Task description>
Please write out each line of the items below as one string in a JSON list, one string per line, skipping any blank lines.

Data section>
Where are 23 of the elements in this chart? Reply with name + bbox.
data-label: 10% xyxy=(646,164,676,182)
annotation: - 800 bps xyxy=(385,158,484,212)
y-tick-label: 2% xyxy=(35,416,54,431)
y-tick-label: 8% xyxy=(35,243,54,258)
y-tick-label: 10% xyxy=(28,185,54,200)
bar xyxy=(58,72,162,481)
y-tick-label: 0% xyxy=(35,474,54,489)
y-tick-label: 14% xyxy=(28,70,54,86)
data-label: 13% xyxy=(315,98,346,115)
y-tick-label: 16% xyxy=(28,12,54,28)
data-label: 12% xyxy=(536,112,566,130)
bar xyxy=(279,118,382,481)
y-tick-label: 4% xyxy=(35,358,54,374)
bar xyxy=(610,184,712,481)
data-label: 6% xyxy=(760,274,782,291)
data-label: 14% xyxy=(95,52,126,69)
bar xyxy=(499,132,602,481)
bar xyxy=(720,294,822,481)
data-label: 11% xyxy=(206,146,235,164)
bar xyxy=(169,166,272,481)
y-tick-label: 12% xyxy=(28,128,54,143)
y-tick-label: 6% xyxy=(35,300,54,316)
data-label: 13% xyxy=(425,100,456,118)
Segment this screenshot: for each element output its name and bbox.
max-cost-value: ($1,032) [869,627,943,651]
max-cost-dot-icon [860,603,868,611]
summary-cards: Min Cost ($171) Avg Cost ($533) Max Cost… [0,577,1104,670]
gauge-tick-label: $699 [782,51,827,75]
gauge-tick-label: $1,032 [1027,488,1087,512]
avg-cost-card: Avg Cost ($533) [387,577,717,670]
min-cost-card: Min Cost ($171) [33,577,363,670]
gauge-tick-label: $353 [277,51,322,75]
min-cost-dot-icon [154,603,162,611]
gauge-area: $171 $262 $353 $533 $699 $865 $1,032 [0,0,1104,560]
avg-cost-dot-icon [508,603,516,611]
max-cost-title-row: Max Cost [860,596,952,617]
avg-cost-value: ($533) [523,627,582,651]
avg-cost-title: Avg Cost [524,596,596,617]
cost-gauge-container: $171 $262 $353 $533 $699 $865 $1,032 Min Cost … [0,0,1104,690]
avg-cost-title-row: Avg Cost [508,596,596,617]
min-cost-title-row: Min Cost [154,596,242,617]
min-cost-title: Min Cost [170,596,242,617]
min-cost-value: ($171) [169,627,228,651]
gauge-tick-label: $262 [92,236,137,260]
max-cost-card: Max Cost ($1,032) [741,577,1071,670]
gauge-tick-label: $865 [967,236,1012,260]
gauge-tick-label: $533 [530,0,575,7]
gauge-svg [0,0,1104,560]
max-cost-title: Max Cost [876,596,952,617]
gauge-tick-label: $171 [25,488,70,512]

Solution to this exercise>
[
  "Where are 23 of the elements in this chart? Reply with name + bbox.",
  "data-label: 10% xyxy=(646,164,676,182)",
  "annotation: - 800 bps xyxy=(385,158,484,212)",
  "y-tick-label: 2% xyxy=(35,416,54,431)",
  "y-tick-label: 8% xyxy=(35,243,54,258)",
  "y-tick-label: 10% xyxy=(28,185,54,200)",
  "bar xyxy=(58,72,162,481)",
  "y-tick-label: 0% xyxy=(35,474,54,489)",
  "y-tick-label: 14% xyxy=(28,70,54,86)",
  "data-label: 13% xyxy=(315,98,346,115)",
  "y-tick-label: 16% xyxy=(28,12,54,28)",
  "data-label: 12% xyxy=(536,112,566,130)",
  "bar xyxy=(279,118,382,481)",
  "y-tick-label: 4% xyxy=(35,358,54,374)",
  "bar xyxy=(610,184,712,481)",
  "data-label: 6% xyxy=(760,274,782,291)",
  "data-label: 14% xyxy=(95,52,126,69)",
  "bar xyxy=(499,132,602,481)",
  "bar xyxy=(720,294,822,481)",
  "data-label: 11% xyxy=(206,146,235,164)",
  "bar xyxy=(169,166,272,481)",
  "y-tick-label: 12% xyxy=(28,128,54,143)",
  "y-tick-label: 6% xyxy=(35,300,54,316)",
  "data-label: 13% xyxy=(425,100,456,118)",
  "Segment this screenshot: for each element output its name and bbox.",
  "max-cost-value: ($1,032) [869,627,943,651]",
  "max-cost-dot-icon [860,603,868,611]",
  "summary-cards: Min Cost ($171) Avg Cost ($533) Max Cost… [0,577,1104,670]",
  "gauge-tick-label: $699 [782,51,827,75]",
  "gauge-tick-label: $1,032 [1027,488,1087,512]",
  "avg-cost-card: Avg Cost ($533) [387,577,717,670]",
  "min-cost-card: Min Cost ($171) [33,577,363,670]",
  "gauge-tick-label: $353 [277,51,322,75]",
  "min-cost-dot-icon [154,603,162,611]",
  "gauge-area: $171 $262 $353 $533 $699 $865 $1,032 [0,0,1104,560]",
  "avg-cost-dot-icon [508,603,516,611]",
  "max-cost-title-row: Max Cost [860,596,952,617]",
  "avg-cost-value: ($533) [523,627,582,651]",
  "avg-cost-title: Avg Cost [524,596,596,617]",
  "cost-gauge-container: $171 $262 $353 $533 $699 $865 $1,032 Min Cost … [0,0,1104,690]",
  "avg-cost-title-row: Avg Cost [508,596,596,617]",
  "min-cost-title-row: Min Cost [154,596,242,617]",
  "min-cost-title: Min Cost [170,596,242,617]",
  "min-cost-value: ($171) [169,627,228,651]",
  "gauge-tick-label: $262 [92,236,137,260]",
  "max-cost-card: Max Cost ($1,032) [741,577,1071,670]",
  "gauge-tick-label: $865 [967,236,1012,260]",
  "gauge-tick-label: $533 [530,0,575,7]",
  "gauge-svg [0,0,1104,560]",
  "max-cost-title: Max Cost [876,596,952,617]",
  "gauge-tick-label: $171 [25,488,70,512]"
]